Every entry below should be transcribed exactly; pictures stay out of the copy.

*Task input:*
--------------------
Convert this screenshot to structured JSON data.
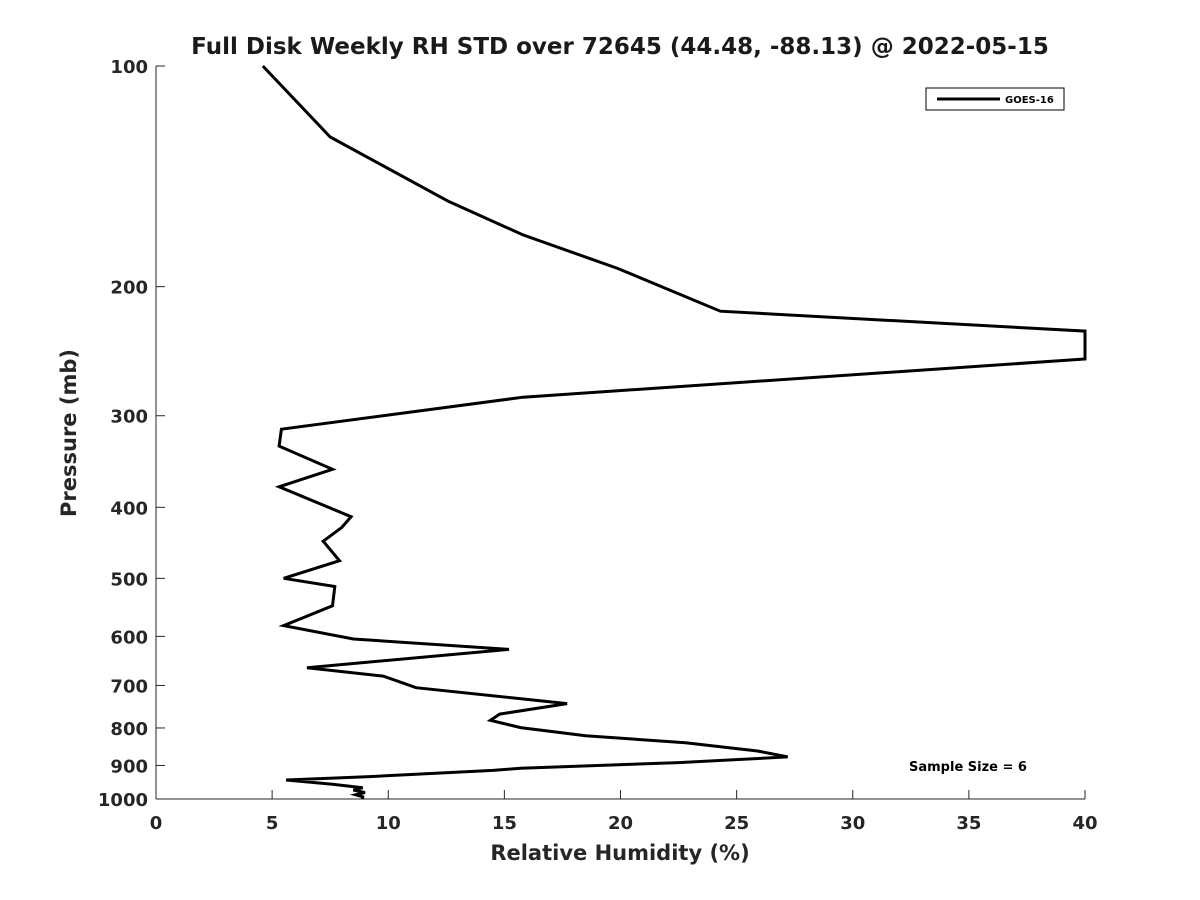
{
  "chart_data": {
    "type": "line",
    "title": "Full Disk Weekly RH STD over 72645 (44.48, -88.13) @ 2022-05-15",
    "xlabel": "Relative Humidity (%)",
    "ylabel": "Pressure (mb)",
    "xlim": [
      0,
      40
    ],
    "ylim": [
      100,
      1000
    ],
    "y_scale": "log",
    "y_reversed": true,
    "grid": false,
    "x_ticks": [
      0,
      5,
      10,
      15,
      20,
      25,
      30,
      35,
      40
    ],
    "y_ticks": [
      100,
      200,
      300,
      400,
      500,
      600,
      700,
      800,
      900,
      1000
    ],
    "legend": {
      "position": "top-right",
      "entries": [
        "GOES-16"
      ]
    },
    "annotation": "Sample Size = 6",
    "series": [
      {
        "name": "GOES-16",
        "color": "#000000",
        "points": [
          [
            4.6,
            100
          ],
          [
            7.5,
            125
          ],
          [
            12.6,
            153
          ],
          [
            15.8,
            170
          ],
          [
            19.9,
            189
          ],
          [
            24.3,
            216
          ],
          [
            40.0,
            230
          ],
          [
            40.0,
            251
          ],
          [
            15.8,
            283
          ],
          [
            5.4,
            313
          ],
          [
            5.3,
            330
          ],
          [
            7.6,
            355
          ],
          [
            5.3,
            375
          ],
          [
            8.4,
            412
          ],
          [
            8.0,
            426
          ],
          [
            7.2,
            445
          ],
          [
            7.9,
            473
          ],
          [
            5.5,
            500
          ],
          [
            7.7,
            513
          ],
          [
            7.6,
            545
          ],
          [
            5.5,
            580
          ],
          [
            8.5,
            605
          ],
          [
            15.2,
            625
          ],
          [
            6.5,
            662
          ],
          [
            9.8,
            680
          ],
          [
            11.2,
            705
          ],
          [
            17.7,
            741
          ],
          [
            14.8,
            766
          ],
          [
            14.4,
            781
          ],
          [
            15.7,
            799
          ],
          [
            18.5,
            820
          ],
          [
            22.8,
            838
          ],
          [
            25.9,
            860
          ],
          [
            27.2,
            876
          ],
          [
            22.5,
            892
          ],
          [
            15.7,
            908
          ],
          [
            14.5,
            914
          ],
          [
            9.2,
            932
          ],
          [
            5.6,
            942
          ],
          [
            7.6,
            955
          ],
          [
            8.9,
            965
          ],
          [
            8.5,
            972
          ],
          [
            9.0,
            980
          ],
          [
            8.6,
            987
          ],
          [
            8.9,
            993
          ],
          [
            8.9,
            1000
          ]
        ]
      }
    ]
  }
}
--------------------
*Full output:*
Convert this screenshot to structured JSON data.
{
  "chart_data": {
    "type": "line",
    "title": "Full Disk Weekly RH STD over 72645 (44.48, -88.13) @ 2022-05-15",
    "xlabel": "Relative Humidity (%)",
    "ylabel": "Pressure (mb)",
    "xlim": [
      0,
      40
    ],
    "ylim": [
      100,
      1000
    ],
    "y_scale": "log",
    "y_reversed": true,
    "grid": false,
    "x_ticks": [
      0,
      5,
      10,
      15,
      20,
      25,
      30,
      35,
      40
    ],
    "y_ticks": [
      100,
      200,
      300,
      400,
      500,
      600,
      700,
      800,
      900,
      1000
    ],
    "legend": {
      "position": "top-right",
      "entries": [
        "GOES-16"
      ]
    },
    "annotation": "Sample Size = 6",
    "series": [
      {
        "name": "GOES-16",
        "color": "#000000",
        "points": [
          [
            4.6,
            100
          ],
          [
            7.5,
            125
          ],
          [
            12.6,
            153
          ],
          [
            15.8,
            170
          ],
          [
            19.9,
            189
          ],
          [
            24.3,
            216
          ],
          [
            40.0,
            230
          ],
          [
            40.0,
            251
          ],
          [
            15.8,
            283
          ],
          [
            5.4,
            313
          ],
          [
            5.3,
            330
          ],
          [
            7.6,
            355
          ],
          [
            5.3,
            375
          ],
          [
            8.4,
            412
          ],
          [
            8.0,
            426
          ],
          [
            7.2,
            445
          ],
          [
            7.9,
            473
          ],
          [
            5.5,
            500
          ],
          [
            7.7,
            513
          ],
          [
            7.6,
            545
          ],
          [
            5.5,
            580
          ],
          [
            8.5,
            605
          ],
          [
            15.2,
            625
          ],
          [
            6.5,
            662
          ],
          [
            9.8,
            680
          ],
          [
            11.2,
            705
          ],
          [
            17.7,
            741
          ],
          [
            14.8,
            766
          ],
          [
            14.4,
            781
          ],
          [
            15.7,
            799
          ],
          [
            18.5,
            820
          ],
          [
            22.8,
            838
          ],
          [
            25.9,
            860
          ],
          [
            27.2,
            876
          ],
          [
            22.5,
            892
          ],
          [
            15.7,
            908
          ],
          [
            14.5,
            914
          ],
          [
            9.2,
            932
          ],
          [
            5.6,
            942
          ],
          [
            7.6,
            955
          ],
          [
            8.9,
            965
          ],
          [
            8.5,
            972
          ],
          [
            9.0,
            980
          ],
          [
            8.6,
            987
          ],
          [
            8.9,
            993
          ],
          [
            8.9,
            1000
          ]
        ]
      }
    ]
  }
}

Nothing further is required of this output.